--- What needs to be done ---
Scan the data below and pick out the lines containing the word "name".

--- Data extract ---
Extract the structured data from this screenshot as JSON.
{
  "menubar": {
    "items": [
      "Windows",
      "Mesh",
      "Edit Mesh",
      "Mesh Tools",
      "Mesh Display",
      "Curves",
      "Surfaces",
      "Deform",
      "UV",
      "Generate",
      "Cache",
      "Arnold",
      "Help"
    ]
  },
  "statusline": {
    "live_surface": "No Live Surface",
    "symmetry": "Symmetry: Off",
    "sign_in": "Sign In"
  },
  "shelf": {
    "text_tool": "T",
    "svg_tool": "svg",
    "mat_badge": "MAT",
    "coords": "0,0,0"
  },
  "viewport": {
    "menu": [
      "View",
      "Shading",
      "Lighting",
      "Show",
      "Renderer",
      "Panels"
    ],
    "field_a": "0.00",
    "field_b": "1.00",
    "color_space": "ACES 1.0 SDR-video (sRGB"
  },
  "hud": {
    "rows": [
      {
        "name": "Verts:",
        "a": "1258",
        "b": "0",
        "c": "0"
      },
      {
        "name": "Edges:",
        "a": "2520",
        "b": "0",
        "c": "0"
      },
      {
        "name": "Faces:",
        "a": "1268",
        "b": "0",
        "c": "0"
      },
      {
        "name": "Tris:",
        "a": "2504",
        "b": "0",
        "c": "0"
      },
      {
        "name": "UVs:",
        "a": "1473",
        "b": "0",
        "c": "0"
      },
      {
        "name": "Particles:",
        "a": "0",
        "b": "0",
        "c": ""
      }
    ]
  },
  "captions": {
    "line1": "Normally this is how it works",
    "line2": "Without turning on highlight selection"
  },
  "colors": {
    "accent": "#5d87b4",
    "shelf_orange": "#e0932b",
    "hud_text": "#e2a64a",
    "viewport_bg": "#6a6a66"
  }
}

--- Solved problem ---
        "name": "Verts:",
        "name": "Edges:",
        "name": "Faces:",
        "name": "Tris:",
        "name": "UVs:",
        "name": "Particles:",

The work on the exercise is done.